→ Aim of the task:
Among the entries below, find the lines with "title" and copy them.

→ Extracted records:

·····

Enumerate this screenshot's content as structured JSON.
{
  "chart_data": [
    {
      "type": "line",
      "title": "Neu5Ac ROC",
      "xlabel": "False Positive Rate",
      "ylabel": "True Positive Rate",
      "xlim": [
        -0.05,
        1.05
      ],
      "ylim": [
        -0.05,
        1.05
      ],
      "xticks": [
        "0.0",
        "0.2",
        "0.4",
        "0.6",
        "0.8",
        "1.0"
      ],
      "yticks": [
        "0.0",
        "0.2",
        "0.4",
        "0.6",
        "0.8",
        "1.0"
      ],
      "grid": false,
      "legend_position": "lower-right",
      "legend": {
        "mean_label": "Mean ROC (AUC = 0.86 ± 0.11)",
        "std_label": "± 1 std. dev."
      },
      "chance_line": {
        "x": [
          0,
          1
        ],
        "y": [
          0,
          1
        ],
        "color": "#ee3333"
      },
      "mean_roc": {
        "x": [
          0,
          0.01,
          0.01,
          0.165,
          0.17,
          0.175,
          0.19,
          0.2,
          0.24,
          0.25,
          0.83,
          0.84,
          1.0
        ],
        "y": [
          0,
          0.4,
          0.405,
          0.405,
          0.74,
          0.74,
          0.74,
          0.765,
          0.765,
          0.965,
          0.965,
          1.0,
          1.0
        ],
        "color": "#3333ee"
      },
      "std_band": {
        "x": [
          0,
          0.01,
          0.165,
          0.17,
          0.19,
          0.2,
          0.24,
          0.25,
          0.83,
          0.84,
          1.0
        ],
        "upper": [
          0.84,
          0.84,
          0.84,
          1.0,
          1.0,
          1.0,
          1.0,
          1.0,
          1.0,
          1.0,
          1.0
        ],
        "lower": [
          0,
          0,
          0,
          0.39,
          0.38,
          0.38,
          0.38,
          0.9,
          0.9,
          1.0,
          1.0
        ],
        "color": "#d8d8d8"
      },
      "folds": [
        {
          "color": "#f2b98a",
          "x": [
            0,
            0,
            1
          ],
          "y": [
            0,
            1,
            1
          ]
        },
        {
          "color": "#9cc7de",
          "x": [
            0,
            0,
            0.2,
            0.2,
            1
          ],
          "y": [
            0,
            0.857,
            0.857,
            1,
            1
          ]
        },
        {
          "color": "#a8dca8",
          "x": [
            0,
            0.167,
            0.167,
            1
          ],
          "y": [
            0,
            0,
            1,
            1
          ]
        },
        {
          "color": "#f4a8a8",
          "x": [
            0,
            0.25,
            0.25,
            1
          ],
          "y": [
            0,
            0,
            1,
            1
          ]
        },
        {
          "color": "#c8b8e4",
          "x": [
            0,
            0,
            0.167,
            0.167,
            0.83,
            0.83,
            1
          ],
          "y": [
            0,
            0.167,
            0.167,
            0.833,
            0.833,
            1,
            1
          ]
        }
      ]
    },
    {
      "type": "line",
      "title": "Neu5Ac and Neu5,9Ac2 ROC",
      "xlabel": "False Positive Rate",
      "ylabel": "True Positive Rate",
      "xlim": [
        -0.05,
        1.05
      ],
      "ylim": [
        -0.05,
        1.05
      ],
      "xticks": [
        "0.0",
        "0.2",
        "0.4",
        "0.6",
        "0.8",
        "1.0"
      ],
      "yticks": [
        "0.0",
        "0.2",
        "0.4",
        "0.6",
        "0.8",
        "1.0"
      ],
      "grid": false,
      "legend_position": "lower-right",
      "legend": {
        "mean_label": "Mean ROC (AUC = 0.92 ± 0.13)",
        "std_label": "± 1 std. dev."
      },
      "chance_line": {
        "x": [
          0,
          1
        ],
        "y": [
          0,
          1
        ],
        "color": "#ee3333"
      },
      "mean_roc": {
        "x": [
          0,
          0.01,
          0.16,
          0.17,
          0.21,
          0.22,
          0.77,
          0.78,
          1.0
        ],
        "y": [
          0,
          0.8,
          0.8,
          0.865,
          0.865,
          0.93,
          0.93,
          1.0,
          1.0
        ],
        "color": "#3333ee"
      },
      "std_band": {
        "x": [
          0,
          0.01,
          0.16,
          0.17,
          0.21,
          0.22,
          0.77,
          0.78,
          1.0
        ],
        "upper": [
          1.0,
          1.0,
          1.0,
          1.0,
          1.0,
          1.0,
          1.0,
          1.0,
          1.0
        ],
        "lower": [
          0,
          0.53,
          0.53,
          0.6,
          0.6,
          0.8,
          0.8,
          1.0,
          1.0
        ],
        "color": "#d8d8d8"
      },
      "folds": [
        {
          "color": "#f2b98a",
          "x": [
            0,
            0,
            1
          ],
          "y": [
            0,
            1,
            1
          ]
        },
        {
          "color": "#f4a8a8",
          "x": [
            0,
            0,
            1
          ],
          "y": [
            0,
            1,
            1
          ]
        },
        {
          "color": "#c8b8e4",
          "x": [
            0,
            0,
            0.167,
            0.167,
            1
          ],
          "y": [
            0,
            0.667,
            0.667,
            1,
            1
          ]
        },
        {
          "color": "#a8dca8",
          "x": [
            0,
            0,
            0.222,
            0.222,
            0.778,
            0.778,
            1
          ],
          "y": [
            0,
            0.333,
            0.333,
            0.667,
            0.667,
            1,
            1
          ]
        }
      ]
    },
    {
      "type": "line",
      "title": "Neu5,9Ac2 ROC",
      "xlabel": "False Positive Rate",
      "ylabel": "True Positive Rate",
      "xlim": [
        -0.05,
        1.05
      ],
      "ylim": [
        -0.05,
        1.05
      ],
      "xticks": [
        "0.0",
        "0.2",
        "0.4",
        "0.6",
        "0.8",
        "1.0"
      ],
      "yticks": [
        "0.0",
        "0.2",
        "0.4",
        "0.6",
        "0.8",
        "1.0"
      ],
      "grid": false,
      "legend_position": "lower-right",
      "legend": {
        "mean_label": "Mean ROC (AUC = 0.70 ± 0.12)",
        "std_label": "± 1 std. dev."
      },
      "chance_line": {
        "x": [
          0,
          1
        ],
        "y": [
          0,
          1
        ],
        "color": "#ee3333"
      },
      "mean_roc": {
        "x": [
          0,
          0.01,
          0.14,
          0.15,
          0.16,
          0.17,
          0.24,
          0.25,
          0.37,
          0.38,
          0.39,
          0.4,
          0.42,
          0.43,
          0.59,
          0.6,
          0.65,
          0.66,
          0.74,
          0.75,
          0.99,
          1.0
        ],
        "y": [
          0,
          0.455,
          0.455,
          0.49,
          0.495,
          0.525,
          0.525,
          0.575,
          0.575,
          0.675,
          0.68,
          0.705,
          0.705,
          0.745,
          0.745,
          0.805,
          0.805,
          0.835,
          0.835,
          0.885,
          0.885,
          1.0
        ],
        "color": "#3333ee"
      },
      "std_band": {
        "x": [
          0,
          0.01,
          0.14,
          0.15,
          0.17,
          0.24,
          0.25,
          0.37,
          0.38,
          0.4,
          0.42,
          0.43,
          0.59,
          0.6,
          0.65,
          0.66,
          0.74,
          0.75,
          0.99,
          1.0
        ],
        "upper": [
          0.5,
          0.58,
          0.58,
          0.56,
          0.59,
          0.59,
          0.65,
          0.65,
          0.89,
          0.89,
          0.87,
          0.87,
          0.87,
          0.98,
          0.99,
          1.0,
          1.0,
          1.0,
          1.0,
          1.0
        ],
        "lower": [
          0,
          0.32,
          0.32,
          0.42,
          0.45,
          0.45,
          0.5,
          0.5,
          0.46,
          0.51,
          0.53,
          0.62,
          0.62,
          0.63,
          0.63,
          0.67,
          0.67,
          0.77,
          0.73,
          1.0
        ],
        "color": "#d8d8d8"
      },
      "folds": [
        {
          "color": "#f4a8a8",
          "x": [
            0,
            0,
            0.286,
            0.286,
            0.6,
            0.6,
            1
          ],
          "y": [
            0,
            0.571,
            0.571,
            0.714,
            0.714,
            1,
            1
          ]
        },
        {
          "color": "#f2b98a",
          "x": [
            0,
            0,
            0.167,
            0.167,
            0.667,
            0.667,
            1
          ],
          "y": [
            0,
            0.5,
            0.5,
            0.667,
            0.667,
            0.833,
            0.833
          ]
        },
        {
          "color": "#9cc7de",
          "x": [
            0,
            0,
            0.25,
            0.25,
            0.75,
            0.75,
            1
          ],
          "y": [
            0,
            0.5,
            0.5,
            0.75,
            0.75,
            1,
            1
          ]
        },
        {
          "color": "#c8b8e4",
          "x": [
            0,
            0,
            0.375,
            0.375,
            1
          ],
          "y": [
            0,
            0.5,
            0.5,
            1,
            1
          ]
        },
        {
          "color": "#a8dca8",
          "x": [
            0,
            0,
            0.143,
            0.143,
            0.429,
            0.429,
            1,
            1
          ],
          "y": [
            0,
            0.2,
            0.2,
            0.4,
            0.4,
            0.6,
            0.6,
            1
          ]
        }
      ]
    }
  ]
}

·····

→ Exercise solution:
      "title": "Neu5Ac ROC",
      "title": "Neu5Ac and Neu5,9Ac2 ROC",
      "title": "Neu5,9Ac2 ROC",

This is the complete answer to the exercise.